### Task requirements
Output every entry exactly as written.

### Materials provided
"""

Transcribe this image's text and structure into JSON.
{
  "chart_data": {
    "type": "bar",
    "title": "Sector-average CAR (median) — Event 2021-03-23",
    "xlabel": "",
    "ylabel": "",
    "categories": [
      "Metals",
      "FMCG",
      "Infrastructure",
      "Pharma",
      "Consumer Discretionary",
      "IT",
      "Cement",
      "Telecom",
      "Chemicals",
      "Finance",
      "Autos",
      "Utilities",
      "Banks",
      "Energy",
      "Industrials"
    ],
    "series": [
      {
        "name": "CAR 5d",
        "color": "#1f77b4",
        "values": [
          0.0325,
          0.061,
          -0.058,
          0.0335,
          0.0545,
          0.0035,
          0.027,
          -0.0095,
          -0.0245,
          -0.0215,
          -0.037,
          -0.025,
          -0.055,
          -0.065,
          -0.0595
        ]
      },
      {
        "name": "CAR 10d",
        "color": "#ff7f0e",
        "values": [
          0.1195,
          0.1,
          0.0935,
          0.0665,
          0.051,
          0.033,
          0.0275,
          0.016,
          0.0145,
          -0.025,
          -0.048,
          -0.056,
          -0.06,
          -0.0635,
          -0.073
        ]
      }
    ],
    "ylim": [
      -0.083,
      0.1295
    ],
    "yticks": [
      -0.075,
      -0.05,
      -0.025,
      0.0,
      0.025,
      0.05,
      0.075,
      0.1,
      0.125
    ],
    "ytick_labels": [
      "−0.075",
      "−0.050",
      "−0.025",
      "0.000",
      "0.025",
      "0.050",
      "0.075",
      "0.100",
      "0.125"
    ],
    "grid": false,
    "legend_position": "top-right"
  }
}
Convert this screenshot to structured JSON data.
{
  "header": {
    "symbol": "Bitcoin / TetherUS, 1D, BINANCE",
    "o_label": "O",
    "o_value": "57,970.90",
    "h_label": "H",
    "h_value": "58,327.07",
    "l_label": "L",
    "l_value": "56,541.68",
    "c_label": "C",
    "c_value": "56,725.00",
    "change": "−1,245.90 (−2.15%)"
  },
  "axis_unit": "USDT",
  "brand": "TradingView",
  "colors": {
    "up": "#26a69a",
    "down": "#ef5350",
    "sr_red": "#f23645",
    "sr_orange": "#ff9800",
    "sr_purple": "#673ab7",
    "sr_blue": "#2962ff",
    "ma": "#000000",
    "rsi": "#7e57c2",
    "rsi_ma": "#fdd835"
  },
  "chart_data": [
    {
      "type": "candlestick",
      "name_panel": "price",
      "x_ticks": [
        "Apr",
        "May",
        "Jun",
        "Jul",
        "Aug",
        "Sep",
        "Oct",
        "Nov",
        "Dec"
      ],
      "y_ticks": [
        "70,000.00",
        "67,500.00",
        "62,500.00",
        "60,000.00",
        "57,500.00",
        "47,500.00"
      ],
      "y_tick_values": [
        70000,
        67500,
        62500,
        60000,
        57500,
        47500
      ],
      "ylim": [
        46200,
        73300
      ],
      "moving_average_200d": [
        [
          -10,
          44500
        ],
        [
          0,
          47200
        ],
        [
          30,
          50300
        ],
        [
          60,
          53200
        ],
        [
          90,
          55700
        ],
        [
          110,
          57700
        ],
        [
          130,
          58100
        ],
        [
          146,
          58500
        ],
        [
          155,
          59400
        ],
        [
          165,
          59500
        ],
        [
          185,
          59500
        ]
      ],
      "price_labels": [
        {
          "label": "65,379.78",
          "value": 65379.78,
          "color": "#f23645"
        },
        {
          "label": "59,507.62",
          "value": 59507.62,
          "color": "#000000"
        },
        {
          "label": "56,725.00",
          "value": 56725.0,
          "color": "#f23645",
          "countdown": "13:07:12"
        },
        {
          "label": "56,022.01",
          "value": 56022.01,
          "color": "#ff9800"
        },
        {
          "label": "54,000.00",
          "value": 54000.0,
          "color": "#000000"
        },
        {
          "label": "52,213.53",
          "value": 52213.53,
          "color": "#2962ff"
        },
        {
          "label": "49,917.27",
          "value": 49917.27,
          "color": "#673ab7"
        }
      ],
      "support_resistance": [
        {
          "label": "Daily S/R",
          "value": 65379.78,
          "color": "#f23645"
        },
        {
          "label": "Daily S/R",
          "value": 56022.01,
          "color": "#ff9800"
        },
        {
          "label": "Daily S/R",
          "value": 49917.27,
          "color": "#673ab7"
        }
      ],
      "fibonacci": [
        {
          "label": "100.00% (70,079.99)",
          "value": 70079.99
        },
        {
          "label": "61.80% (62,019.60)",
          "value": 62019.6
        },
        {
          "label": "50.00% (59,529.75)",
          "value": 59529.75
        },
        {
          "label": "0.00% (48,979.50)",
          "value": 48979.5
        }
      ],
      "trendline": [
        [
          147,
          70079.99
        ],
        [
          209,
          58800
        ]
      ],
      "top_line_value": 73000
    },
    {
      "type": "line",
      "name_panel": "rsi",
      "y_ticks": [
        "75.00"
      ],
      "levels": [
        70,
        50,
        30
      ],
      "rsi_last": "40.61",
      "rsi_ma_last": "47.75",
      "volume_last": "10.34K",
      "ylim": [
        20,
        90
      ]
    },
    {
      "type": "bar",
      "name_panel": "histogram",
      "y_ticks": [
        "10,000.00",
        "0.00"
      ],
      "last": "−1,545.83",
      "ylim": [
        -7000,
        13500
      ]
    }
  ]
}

"""

### Answer below
Transcribe this image's text and structure into JSON.
{
  "chart_data": {
    "type": "bar",
    "title": "Sector-average CAR (median) — Event 2021-03-23",
    "xlabel": "",
    "ylabel": "",
    "categories": [
      "Metals",
      "FMCG",
      "Infrastructure",
      "Pharma",
      "Consumer Discretionary",
      "IT",
      "Cement",
      "Telecom",
      "Chemicals",
      "Finance",
      "Autos",
      "Utilities",
      "Banks",
      "Energy",
      "Industrials"
    ],
    "series": [
      {
        "name": "CAR 5d",
        "color": "#1f77b4",
        "values": [
          0.0325,
          0.061,
          -0.058,
          0.0335,
          0.0545,
          0.0035,
          0.027,
          -0.0095,
          -0.0245,
          -0.0215,
          -0.037,
          -0.025,
          -0.055,
          -0.065,
          -0.0595
        ]
      },
      {
        "name": "CAR 10d",
        "color": "#ff7f0e",
        "values": [
          0.1195,
          0.1,
          0.0935,
          0.0665,
          0.051,
          0.033,
          0.0275,
          0.016,
          0.0145,
          -0.025,
          -0.048,
          -0.056,
          -0.06,
          -0.0635,
          -0.073
        ]
      }
    ],
    "ylim": [
      -0.083,
      0.1295
    ],
    "yticks": [
      -0.075,
      -0.05,
      -0.025,
      0.0,
      0.025,
      0.05,
      0.075,
      0.1,
      0.125
    ],
    "ytick_labels": [
      "−0.075",
      "−0.050",
      "−0.025",
      "0.000",
      "0.025",
      "0.050",
      "0.075",
      "0.100",
      "0.125"
    ],
    "grid": false,
    "legend_position": "top-right"
  }
}
Convert this screenshot to structured JSON data.
{
  "header": {
    "symbol": "Bitcoin / TetherUS, 1D, BINANCE",
    "o_label": "O",
    "o_value": "57,970.90",
    "h_label": "H",
    "h_value": "58,327.07",
    "l_label": "L",
    "l_value": "56,541.68",
    "c_label": "C",
    "c_value": "56,725.00",
    "change": "−1,245.90 (−2.15%)"
  },
  "axis_unit": "USDT",
  "brand": "TradingView",
  "colors": {
    "up": "#26a69a",
    "down": "#ef5350",
    "sr_red": "#f23645",
    "sr_orange": "#ff9800",
    "sr_purple": "#673ab7",
    "sr_blue": "#2962ff",
    "ma": "#000000",
    "rsi": "#7e57c2",
    "rsi_ma": "#fdd835"
  },
  "chart_data": [
    {
      "type": "candlestick",
      "name_panel": "price",
      "x_ticks": [
        "Apr",
        "May",
        "Jun",
        "Jul",
        "Aug",
        "Sep",
        "Oct",
        "Nov",
        "Dec"
      ],
      "y_ticks": [
        "70,000.00",
        "67,500.00",
        "62,500.00",
        "60,000.00",
        "57,500.00",
        "47,500.00"
      ],
      "y_tick_values": [
        70000,
        67500,
        62500,
        60000,
        57500,
        47500
      ],
      "ylim": [
        46200,
        73300
      ],
      "moving_average_200d": [
        [
          -10,
          44500
        ],
        [
          0,
          47200
        ],
        [
          30,
          50300
        ],
        [
          60,
          53200
        ],
        [
          90,
          55700
        ],
        [
          110,
          57700
        ],
        [
          130,
          58100
        ],
        [
          146,
          58500
        ],
        [
          155,
          59400
        ],
        [
          165,
          59500
        ],
        [
          185,
          59500
        ]
      ],
      "price_labels": [
        {
          "label": "65,379.78",
          "value": 65379.78,
          "color": "#f23645"
        },
        {
          "label": "59,507.62",
          "value": 59507.62,
          "color": "#000000"
        },
        {
          "label": "56,725.00",
          "value": 56725.0,
          "color": "#f23645",
          "countdown": "13:07:12"
        },
        {
          "label": "56,022.01",
          "value": 56022.01,
          "color": "#ff9800"
        },
        {
          "label": "54,000.00",
          "value": 54000.0,
          "color": "#000000"
        },
        {
          "label": "52,213.53",
          "value": 52213.53,
          "color": "#2962ff"
        },
        {
          "label": "49,917.27",
          "value": 49917.27,
          "color": "#673ab7"
        }
      ],
      "support_resistance": [
        {
          "label": "Daily S/R",
          "value": 65379.78,
          "color": "#f23645"
        },
        {
          "label": "Daily S/R",
          "value": 56022.01,
          "color": "#ff9800"
        },
        {
          "label": "Daily S/R",
          "value": 49917.27,
          "color": "#673ab7"
        }
      ],
      "fibonacci": [
        {
          "label": "100.00% (70,079.99)",
          "value": 70079.99
        },
        {
          "label": "61.80% (62,019.60)",
          "value": 62019.6
        },
        {
          "label": "50.00% (59,529.75)",
          "value": 59529.75
        },
        {
          "label": "0.00% (48,979.50)",
          "value": 48979.5
        }
      ],
      "trendline": [
        [
          147,
          70079.99
        ],
        [
          209,
          58800
        ]
      ],
      "top_line_value": 73000
    },
    {
      "type": "line",
      "name_panel": "rsi",
      "y_ticks": [
        "75.00"
      ],
      "levels": [
        70,
        50,
        30
      ],
      "rsi_last": "40.61",
      "rsi_ma_last": "47.75",
      "volume_last": "10.34K",
      "ylim": [
        20,
        90
      ]
    },
    {
      "type": "bar",
      "name_panel": "histogram",
      "y_ticks": [
        "10,000.00",
        "0.00"
      ],
      "last": "−1,545.83",
      "ylim": [
        -7000,
        13500
      ]
    }
  ]
}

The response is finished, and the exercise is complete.